◆ **The problem**: Read the material below. Count the lines containing "Tuning" and give that count alone.

◆ **Provided information**:

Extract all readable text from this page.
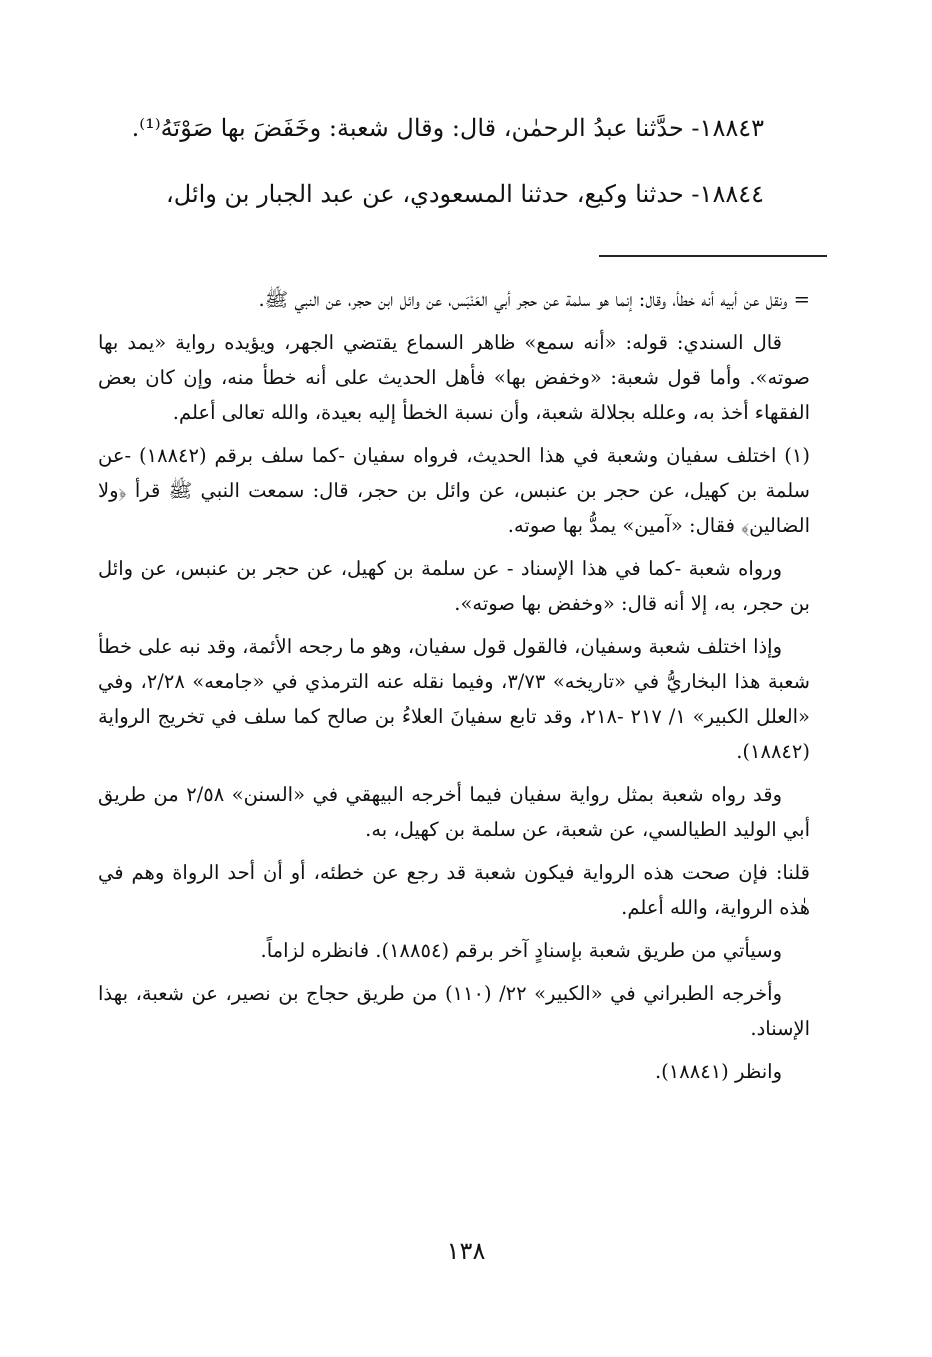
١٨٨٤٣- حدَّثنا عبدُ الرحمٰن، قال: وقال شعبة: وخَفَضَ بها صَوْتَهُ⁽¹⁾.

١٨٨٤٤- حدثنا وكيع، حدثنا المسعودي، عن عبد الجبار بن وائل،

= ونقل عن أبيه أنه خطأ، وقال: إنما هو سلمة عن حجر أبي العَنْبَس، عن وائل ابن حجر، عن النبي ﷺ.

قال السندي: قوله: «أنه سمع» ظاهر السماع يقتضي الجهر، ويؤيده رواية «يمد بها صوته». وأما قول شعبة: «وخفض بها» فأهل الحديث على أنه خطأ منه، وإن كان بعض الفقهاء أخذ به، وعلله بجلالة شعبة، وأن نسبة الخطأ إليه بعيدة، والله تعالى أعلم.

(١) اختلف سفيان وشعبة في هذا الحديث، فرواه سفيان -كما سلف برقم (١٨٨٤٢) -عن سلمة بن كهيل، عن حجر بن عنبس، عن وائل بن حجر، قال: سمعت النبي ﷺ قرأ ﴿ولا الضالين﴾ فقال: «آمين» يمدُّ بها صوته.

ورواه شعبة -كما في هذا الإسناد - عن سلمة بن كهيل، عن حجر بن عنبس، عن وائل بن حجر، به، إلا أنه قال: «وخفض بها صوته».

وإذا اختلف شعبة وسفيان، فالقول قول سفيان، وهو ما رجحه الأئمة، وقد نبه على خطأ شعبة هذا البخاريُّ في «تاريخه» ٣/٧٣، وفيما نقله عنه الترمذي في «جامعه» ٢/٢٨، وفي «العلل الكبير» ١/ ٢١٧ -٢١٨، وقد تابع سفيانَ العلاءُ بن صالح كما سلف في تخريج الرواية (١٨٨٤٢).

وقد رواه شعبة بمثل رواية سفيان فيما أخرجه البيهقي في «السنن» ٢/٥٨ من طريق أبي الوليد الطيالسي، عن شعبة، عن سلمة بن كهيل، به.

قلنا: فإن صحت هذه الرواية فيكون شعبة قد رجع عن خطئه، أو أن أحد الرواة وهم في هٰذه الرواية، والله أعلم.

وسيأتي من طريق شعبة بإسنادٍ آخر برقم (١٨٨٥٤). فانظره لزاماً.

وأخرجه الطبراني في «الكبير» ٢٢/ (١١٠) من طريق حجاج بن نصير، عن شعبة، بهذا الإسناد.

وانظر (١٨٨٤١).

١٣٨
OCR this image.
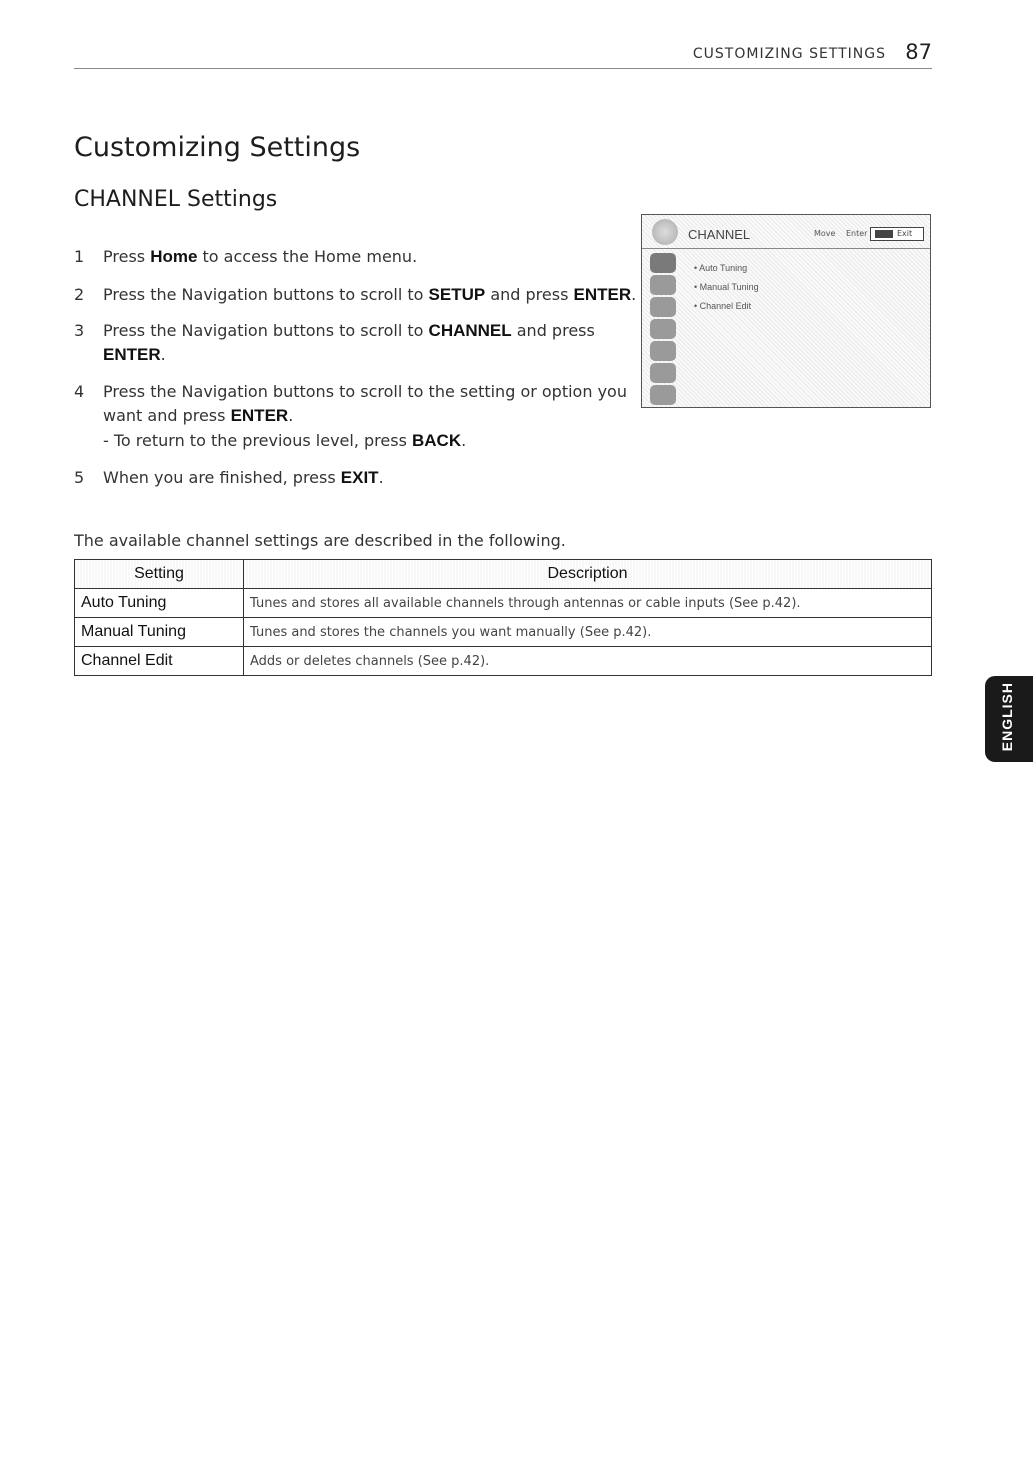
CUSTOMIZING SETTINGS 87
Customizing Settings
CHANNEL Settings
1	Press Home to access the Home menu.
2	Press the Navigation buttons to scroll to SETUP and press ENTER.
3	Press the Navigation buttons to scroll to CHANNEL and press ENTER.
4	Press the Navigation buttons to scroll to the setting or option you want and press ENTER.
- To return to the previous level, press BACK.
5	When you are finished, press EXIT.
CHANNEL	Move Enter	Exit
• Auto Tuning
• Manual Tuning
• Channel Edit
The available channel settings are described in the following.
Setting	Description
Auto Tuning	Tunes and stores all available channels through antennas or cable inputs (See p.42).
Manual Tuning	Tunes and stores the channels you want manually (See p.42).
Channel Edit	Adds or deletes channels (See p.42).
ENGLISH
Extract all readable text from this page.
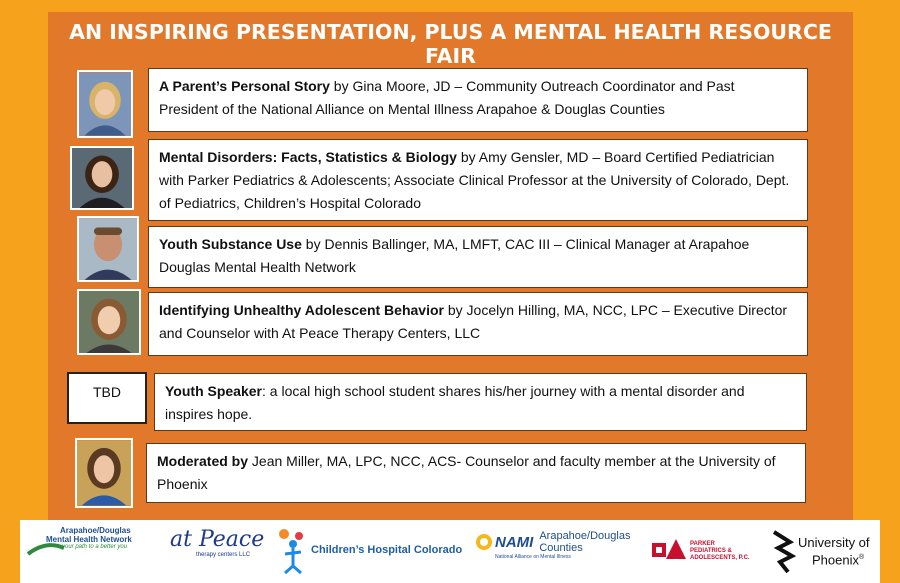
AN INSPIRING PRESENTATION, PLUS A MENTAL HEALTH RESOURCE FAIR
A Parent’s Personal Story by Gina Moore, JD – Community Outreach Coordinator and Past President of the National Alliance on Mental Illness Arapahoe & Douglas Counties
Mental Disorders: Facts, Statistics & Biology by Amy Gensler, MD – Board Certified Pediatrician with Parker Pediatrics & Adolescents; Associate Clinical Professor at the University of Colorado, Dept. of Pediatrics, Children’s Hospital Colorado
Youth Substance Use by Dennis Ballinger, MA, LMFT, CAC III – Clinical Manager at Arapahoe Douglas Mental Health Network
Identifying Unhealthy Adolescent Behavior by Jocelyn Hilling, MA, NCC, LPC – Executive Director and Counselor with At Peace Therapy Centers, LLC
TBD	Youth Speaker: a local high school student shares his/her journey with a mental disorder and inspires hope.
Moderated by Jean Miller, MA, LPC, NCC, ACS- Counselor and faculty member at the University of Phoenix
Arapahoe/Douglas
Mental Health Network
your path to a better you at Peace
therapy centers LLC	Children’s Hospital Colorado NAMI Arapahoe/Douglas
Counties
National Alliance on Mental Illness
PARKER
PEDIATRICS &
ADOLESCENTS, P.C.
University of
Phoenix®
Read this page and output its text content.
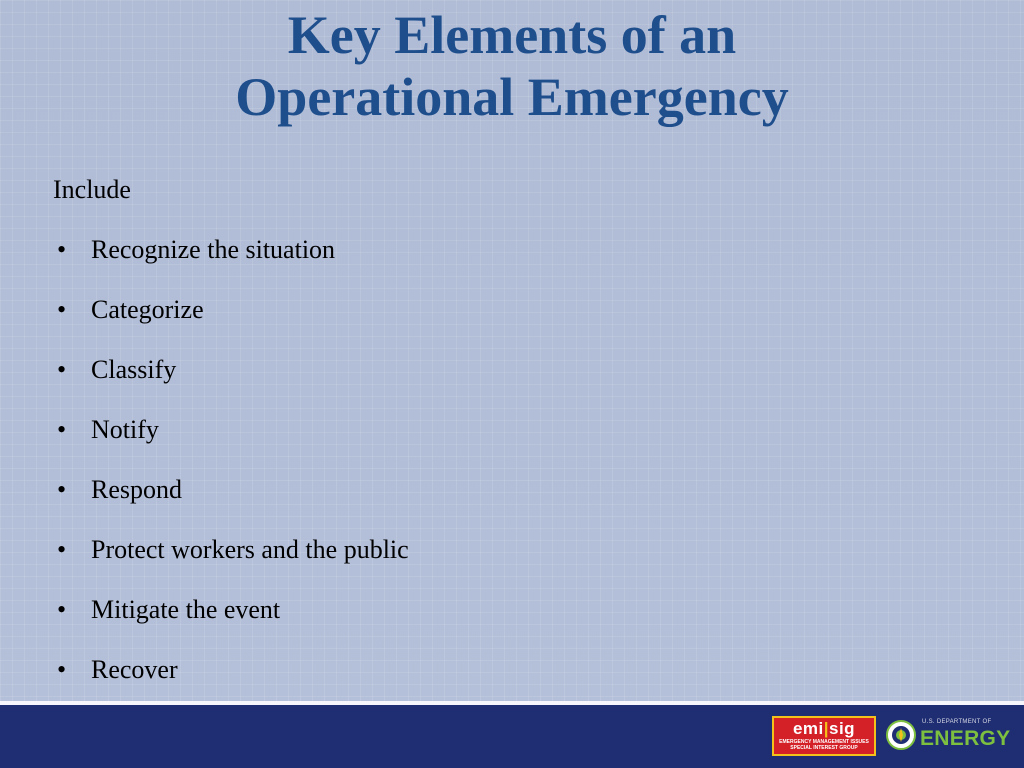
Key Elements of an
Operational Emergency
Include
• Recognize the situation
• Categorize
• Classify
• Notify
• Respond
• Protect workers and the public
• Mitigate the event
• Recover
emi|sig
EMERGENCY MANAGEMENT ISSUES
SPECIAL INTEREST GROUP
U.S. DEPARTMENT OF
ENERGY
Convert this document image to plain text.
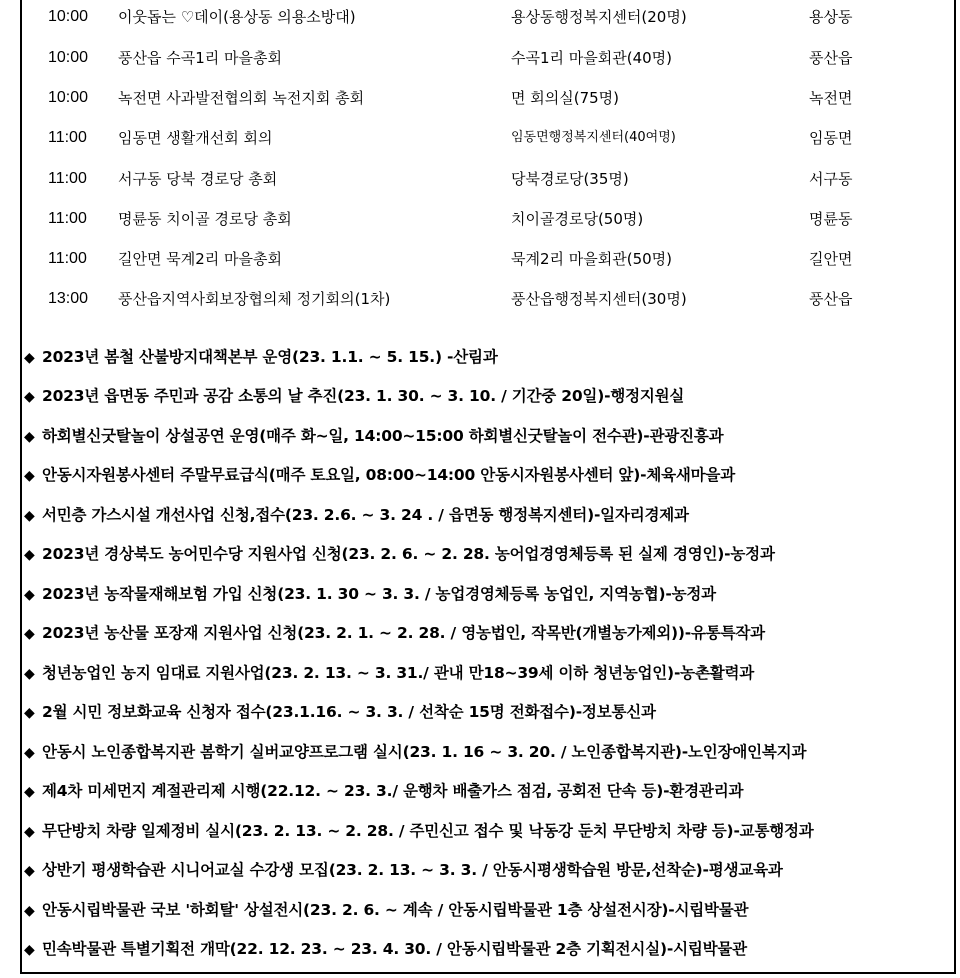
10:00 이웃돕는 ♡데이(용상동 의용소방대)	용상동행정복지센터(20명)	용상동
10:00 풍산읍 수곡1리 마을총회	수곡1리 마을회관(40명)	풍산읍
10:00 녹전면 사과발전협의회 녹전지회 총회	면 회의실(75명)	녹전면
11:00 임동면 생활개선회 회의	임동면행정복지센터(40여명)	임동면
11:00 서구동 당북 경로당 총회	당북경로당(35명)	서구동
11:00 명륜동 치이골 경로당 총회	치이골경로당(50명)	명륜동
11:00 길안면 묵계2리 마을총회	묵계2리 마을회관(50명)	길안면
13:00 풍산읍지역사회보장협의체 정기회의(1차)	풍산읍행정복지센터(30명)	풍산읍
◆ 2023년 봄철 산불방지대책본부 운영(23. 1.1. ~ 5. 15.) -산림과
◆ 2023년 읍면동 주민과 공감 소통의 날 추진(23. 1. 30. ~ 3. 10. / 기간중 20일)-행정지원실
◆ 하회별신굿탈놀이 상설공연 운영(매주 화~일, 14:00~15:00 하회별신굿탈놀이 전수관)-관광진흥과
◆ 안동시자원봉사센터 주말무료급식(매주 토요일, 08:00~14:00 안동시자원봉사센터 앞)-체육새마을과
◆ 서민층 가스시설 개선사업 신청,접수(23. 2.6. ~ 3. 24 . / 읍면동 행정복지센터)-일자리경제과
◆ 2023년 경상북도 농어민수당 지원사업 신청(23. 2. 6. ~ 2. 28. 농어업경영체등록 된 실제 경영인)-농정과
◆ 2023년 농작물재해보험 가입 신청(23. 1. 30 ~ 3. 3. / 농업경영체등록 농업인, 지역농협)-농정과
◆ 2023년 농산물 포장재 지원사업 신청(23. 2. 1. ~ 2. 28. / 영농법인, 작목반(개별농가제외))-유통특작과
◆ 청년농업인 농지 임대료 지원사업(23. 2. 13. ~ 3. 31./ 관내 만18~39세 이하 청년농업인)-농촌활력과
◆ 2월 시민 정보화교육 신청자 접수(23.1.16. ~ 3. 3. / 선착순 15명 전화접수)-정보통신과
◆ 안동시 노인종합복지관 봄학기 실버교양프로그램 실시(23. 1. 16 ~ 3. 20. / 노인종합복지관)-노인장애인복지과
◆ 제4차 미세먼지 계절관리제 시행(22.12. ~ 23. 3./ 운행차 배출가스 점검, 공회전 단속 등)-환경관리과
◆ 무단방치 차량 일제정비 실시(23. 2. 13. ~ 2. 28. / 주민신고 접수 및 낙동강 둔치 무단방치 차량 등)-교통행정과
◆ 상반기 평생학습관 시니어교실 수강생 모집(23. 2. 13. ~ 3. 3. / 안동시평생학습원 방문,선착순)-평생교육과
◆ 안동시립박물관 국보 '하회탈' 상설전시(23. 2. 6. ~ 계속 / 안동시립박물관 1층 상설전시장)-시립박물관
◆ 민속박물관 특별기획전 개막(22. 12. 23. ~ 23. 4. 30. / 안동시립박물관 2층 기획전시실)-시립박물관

◆ **Output**: 4